- Exercise goal:
Report back each line of the records that contains the string "document".

====== Records shown

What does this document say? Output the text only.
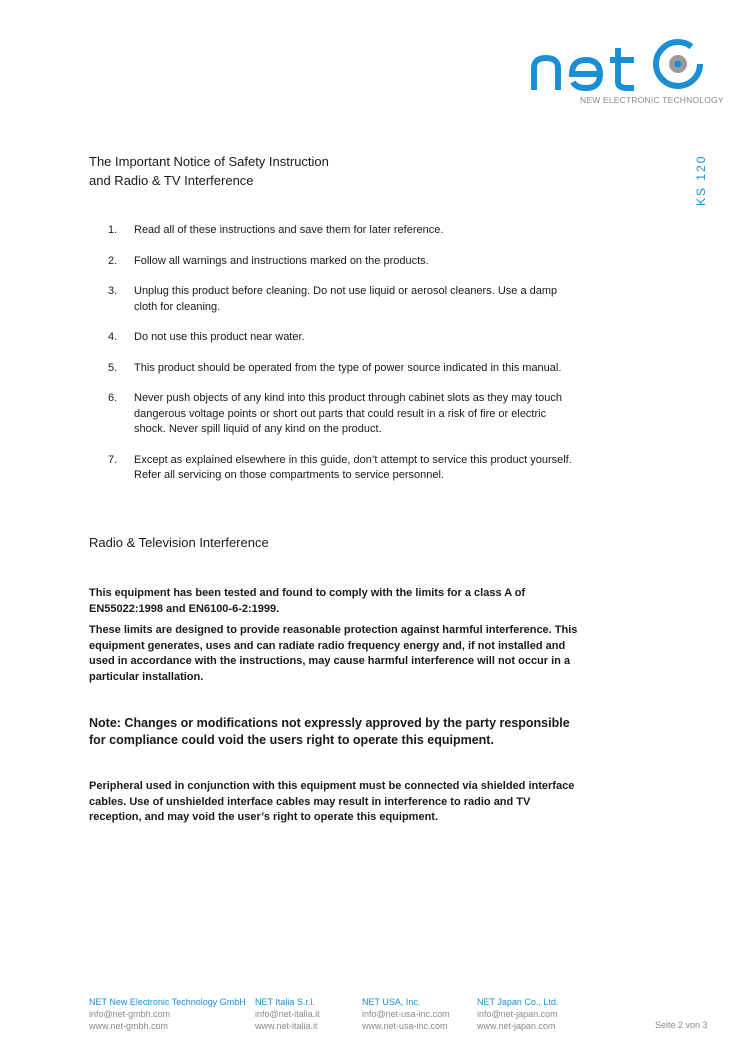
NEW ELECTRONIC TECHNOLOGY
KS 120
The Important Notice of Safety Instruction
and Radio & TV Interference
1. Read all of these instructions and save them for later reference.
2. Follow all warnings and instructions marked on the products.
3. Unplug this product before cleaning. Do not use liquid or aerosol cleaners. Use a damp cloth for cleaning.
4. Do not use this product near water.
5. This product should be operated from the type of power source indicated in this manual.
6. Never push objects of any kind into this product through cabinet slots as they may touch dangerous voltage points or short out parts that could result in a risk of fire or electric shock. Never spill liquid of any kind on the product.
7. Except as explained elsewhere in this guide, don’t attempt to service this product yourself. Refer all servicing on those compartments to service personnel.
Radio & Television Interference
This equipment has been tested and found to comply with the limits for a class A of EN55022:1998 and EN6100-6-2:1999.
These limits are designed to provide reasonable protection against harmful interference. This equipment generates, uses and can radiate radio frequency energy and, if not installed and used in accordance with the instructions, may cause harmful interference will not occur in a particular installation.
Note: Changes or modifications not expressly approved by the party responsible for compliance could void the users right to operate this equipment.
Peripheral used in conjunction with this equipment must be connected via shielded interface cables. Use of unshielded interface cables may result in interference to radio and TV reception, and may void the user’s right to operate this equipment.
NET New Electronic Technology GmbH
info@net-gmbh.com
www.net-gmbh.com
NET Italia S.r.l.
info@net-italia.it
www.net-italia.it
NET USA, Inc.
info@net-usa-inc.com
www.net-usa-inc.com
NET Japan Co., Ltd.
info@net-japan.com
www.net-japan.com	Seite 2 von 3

============
====== Records shown

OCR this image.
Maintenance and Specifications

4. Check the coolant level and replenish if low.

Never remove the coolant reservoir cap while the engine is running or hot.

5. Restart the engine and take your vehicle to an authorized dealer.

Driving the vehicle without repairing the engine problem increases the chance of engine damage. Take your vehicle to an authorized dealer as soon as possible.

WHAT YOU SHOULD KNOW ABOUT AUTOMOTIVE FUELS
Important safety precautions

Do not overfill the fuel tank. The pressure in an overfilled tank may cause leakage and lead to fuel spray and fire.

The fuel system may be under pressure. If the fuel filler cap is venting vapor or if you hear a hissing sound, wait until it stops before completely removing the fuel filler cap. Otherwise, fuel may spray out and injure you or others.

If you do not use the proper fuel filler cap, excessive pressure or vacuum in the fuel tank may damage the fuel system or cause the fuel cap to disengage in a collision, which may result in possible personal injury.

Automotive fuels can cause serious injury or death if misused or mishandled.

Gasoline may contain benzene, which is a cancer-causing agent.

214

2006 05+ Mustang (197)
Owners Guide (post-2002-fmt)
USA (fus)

============
====== Records shown

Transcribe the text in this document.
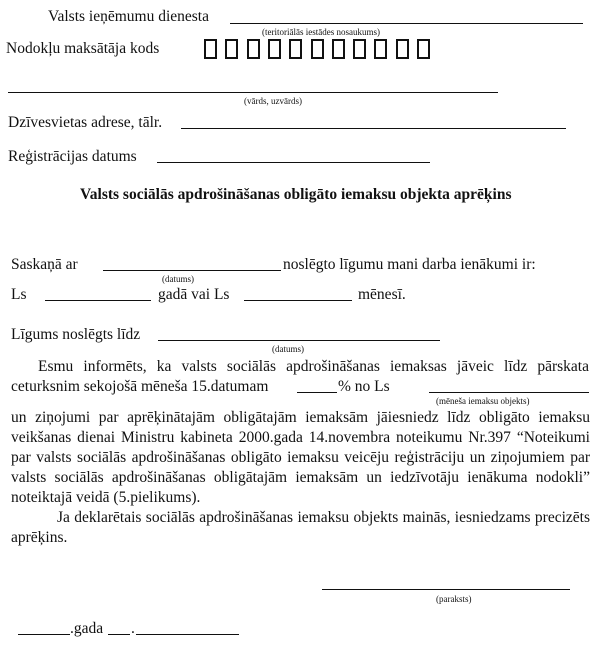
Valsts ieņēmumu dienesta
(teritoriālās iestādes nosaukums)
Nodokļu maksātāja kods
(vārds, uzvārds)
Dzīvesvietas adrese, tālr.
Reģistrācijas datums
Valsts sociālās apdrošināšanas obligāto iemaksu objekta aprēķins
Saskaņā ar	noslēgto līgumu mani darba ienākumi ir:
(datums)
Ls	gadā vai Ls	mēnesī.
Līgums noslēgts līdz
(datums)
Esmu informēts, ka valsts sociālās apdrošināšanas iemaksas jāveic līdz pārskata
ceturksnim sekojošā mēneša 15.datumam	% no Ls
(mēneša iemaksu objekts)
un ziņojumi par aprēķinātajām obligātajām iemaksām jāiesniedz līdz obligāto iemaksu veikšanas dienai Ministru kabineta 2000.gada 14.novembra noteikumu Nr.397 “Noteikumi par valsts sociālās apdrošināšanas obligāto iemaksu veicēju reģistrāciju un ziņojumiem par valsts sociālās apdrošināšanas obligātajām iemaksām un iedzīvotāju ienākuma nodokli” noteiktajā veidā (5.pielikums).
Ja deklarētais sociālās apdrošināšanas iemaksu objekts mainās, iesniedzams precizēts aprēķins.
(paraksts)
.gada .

============

- Reply:
What does this document say? Output the text only.
Transcribe the text in this document.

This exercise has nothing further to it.